GIVEN PROBLEM:
Transcribe the full listing exactly, and drop every picture.

DATA FOR THE TASK:
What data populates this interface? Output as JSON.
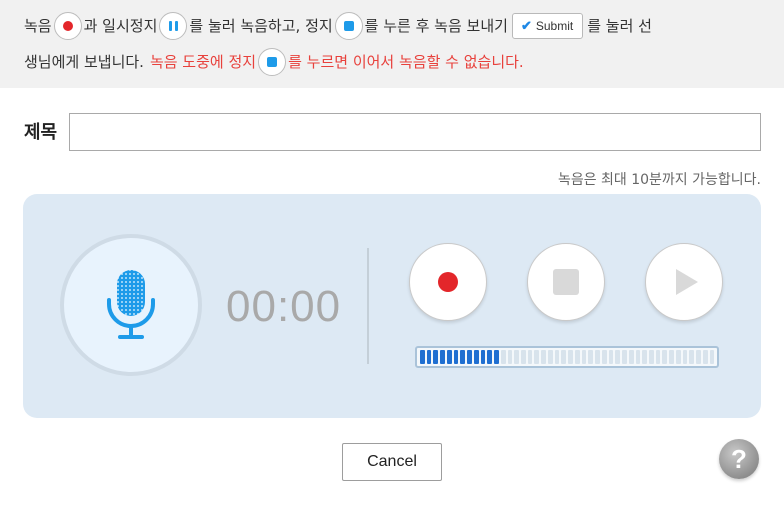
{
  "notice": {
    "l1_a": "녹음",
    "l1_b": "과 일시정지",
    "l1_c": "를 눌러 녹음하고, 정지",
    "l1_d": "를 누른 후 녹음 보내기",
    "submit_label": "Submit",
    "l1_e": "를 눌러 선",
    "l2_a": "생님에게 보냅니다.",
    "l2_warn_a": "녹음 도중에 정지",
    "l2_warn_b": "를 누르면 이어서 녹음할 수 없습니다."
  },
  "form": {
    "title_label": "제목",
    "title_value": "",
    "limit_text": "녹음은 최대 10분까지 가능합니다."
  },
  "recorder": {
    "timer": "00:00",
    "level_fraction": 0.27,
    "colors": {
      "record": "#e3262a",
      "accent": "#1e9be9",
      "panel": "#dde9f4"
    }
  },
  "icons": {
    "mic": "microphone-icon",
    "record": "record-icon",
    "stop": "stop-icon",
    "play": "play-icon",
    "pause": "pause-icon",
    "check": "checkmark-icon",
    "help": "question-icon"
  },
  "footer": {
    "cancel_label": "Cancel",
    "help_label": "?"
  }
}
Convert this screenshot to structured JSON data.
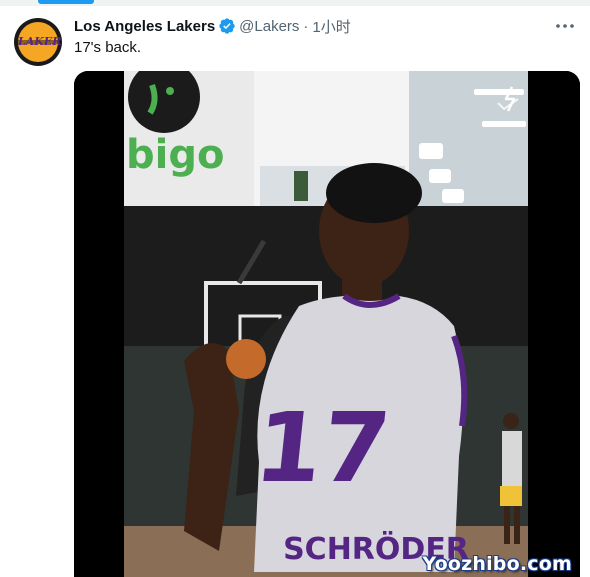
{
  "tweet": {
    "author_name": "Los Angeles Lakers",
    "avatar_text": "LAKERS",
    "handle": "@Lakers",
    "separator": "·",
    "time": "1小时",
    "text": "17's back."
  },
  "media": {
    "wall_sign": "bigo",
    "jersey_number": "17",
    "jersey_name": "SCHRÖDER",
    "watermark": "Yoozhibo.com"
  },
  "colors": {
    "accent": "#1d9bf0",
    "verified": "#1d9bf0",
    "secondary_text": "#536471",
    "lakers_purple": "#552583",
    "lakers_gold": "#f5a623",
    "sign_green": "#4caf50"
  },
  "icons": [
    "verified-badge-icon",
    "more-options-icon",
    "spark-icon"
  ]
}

WORKED SOLUTION:
What data populates this interface? Output as JSON.
{
  "notice": {
    "l1_a": "녹음",
    "l1_b": "과 일시정지",
    "l1_c": "를 눌러 녹음하고, 정지",
    "l1_d": "를 누른 후 녹음 보내기",
    "submit_label": "Submit",
    "l1_e": "를 눌러 선",
    "l2_a": "생님에게 보냅니다.",
    "l2_warn_a": "녹음 도중에 정지",
    "l2_warn_b": "를 누르면 이어서 녹음할 수 없습니다."
  },
  "form": {
    "title_label": "제목",
    "title_value": "",
    "limit_text": "녹음은 최대 10분까지 가능합니다."
  },
  "recorder": {
    "timer": "00:00",
    "level_fraction": 0.27,
    "colors": {
      "record": "#e3262a",
      "accent": "#1e9be9",
      "panel": "#dde9f4"
    }
  },
  "icons": {
    "mic": "microphone-icon",
    "record": "record-icon",
    "stop": "stop-icon",
    "play": "play-icon",
    "pause": "pause-icon",
    "check": "checkmark-icon",
    "help": "question-icon"
  },
  "footer": {
    "cancel_label": "Cancel",
    "help_label": "?"
  }
}
Convert this screenshot to structured JSON data.
{
  "tweet": {
    "author_name": "Los Angeles Lakers",
    "avatar_text": "LAKERS",
    "handle": "@Lakers",
    "separator": "·",
    "time": "1小时",
    "text": "17's back."
  },
  "media": {
    "wall_sign": "bigo",
    "jersey_number": "17",
    "jersey_name": "SCHRÖDER",
    "watermark": "Yoozhibo.com"
  },
  "colors": {
    "accent": "#1d9bf0",
    "verified": "#1d9bf0",
    "secondary_text": "#536471",
    "lakers_purple": "#552583",
    "lakers_gold": "#f5a623",
    "sign_green": "#4caf50"
  },
  "icons": [
    "verified-badge-icon",
    "more-options-icon",
    "spark-icon"
  ]
}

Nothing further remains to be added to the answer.